_Written task_. Everything in the listing except the pictures should be written out exactly.

********

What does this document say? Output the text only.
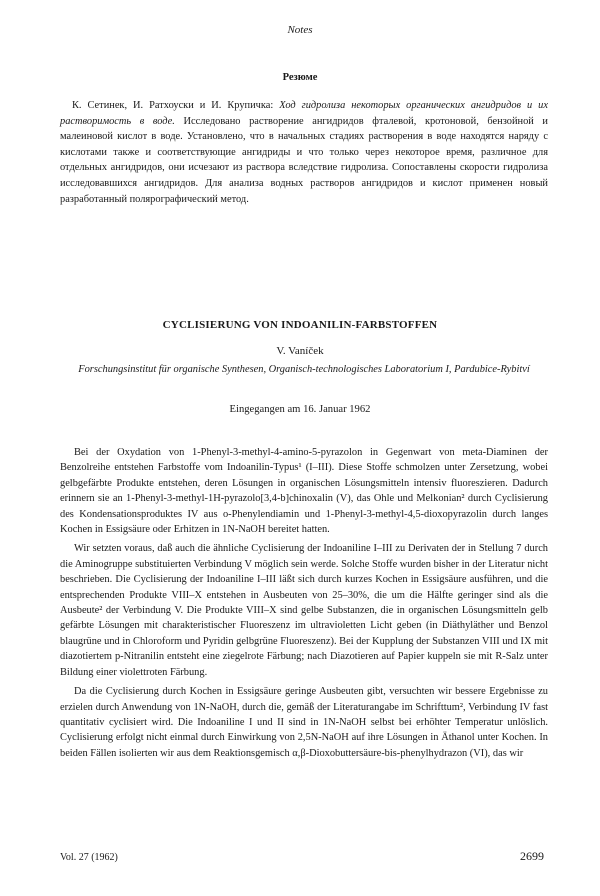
Notes
Резюме
К. Сетинек, И. Ратхоуски и И. Крупичка: Ход гидролиза некоторых органических ангидридов и их растворимость в воде. Исследовано растворение ангидридов фталевой, кротоновой, бензойной и малеиновой кислот в воде. Установлено, что в начальных стадиях растворения в воде находятся наряду с кислотами также и соответствующие ангидриды и что только через некоторое время, различное для отдельных ангидридов, они исчезают из раствора вследствие гидролиза. Сопоставлены скорости гидролиза исследовавшихся ангидридов. Для анализа водных растворов ангидридов и кислот применен новый разработанный полярографический метод.
CYCLISIERUNG VON INDOANILIN-FARBSTOFFEN
V. Vaníček
Forschungsinstitut für organische Synthesen, Organisch-technologisches Laboratorium I, Pardubice-Rybitví
Eingegangen am 16. Januar 1962

Bei der Oxydation von 1-Phenyl-3-methyl-4-amino-5-pyrazolon in Gegenwart von meta-Diaminen der Benzolreihe entstehen Farbstoffe vom Indoanilin-Typus¹ (I–III). Diese Stoffe schmolzen unter Zersetzung, wobei gelbgefärbte Produkte entstehen, deren Lösungen in organischen Lösungsmitteln intensiv fluoreszieren. Dadurch erinnern sie an 1-Phenyl-3-methyl-1H-pyrazolo[3,4-b]chinoxalin (V), das Ohle und Melkonian² durch Cyclisierung des Kondensationsproduktes IV aus o-Phenylendiamin und 1-Phenyl-3-methyl-4,5-dioxopyrazolin durch langes Kochen in Essigsäure oder Erhitzen in 1N-NaOH bereitet hatten.

Wir setzten voraus, daß auch die ähnliche Cyclisierung der Indoaniline I–III zu Derivaten der in Stellung 7 durch die Aminogruppe substituierten Verbindung V möglich sein werde. Solche Stoffe wurden bisher in der Literatur nicht beschrieben. Die Cyclisierung der Indoaniline I–III läßt sich durch kurzes Kochen in Essigsäure ausführen, und die entsprechenden Produkte VIII–X entstehen in Ausbeuten von 25–30%, die um die Hälfte geringer sind als die Ausbeute² der Verbindung V. Die Produkte VIII–X sind gelbe Substanzen, die in organischen Lösungsmitteln gelb gefärbte Lösungen mit charakteristischer Fluoreszenz im ultravioletten Licht geben (in Diäthyläther und Benzol blaugrüne und in Chloroform und Pyridin gelbgrüne Fluoreszenz). Bei der Kupplung der Substanzen VIII und IX mit diazotiertem p-Nitranilin entsteht eine ziegelrote Färbung; nach Diazotieren auf Papier kuppeln sie mit R-Salz unter Bildung einer violettroten Färbung.

Da die Cyclisierung durch Kochen in Essigsäure geringe Ausbeuten gibt, versuchten wir bessere Ergebnisse zu erzielen durch Anwendung von 1N-NaOH, durch die, gemäß der Literaturangabe im Schrifttum², Verbindung IV fast quantitativ cyclisiert wird. Die Indoaniline I und II sind in 1N-NaOH selbst bei erhöhter Temperatur unlöslich. Cyclisierung erfolgt nicht einmal durch Einwirkung von 2,5N-NaOH auf ihre Lösungen in Äthanol unter Kochen. In beiden Fällen isolierten wir aus dem Reaktionsgemisch α,β-Dioxobuttersäure-bis-phenylhydrazon (VI), das wir

Vol. 27 (1962)	2699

********

_Solution for this exercise_.
What does this document say? Output the text only.
Notes
Резюме
К. Сетинек, И. Ратхоуски и И. Крупичка: Ход гидролиза некоторых органических ангидридов и их растворимость в воде. Исследовано растворение ангидридов фталевой, кротоновой, бензойной и малеиновой кислот в воде. Установлено, что в начальных стадиях растворения в воде находятся наряду с кислотами также и соответствующие ангидриды и что только через некоторое время, различное для отдельных ангидридов, они исчезают из раствора вследствие гидролиза. Сопоставлены скорости гидролиза исследовавшихся ангидридов. Для анализа водных растворов ангидридов и кислот применен новый разработанный полярографический метод.
CYCLISIERUNG VON INDOANILIN-FARBSTOFFEN
V. Vaníček
Forschungsinstitut für organische Synthesen, Organisch-technologisches Laboratorium I, Pardubice-Rybitví
Eingegangen am 16. Januar 1962

Bei der Oxydation von 1-Phenyl-3-methyl-4-amino-5-pyrazolon in Gegenwart von meta-Diaminen der Benzolreihe entstehen Farbstoffe vom Indoanilin-Typus¹ (I–III). Diese Stoffe schmolzen unter Zersetzung, wobei gelbgefärbte Produkte entstehen, deren Lösungen in organischen Lösungsmitteln intensiv fluoreszieren. Dadurch erinnern sie an 1-Phenyl-3-methyl-1H-pyrazolo[3,4-b]chinoxalin (V), das Ohle und Melkonian² durch Cyclisierung des Kondensationsproduktes IV aus o-Phenylendiamin und 1-Phenyl-3-methyl-4,5-dioxopyrazolin durch langes Kochen in Essigsäure oder Erhitzen in 1N-NaOH bereitet hatten.

Wir setzten voraus, daß auch die ähnliche Cyclisierung der Indoaniline I–III zu Derivaten der in Stellung 7 durch die Aminogruppe substituierten Verbindung V möglich sein werde. Solche Stoffe wurden bisher in der Literatur nicht beschrieben. Die Cyclisierung der Indoaniline I–III läßt sich durch kurzes Kochen in Essigsäure ausführen, und die entsprechenden Produkte VIII–X entstehen in Ausbeuten von 25–30%, die um die Hälfte geringer sind als die Ausbeute² der Verbindung V. Die Produkte VIII–X sind gelbe Substanzen, die in organischen Lösungsmitteln gelb gefärbte Lösungen mit charakteristischer Fluoreszenz im ultravioletten Licht geben (in Diäthyläther und Benzol blaugrüne und in Chloroform und Pyridin gelbgrüne Fluoreszenz). Bei der Kupplung der Substanzen VIII und IX mit diazotiertem p-Nitranilin entsteht eine ziegelrote Färbung; nach Diazotieren auf Papier kuppeln sie mit R-Salz unter Bildung einer violettroten Färbung.

Da die Cyclisierung durch Kochen in Essigsäure geringe Ausbeuten gibt, versuchten wir bessere Ergebnisse zu erzielen durch Anwendung von 1N-NaOH, durch die, gemäß der Literaturangabe im Schrifttum², Verbindung IV fast quantitativ cyclisiert wird. Die Indoaniline I und II sind in 1N-NaOH selbst bei erhöhter Temperatur unlöslich. Cyclisierung erfolgt nicht einmal durch Einwirkung von 2,5N-NaOH auf ihre Lösungen in Äthanol unter Kochen. In beiden Fällen isolierten wir aus dem Reaktionsgemisch α,β-Dioxobuttersäure-bis-phenylhydrazon (VI), das wir

Vol. 27 (1962)	2699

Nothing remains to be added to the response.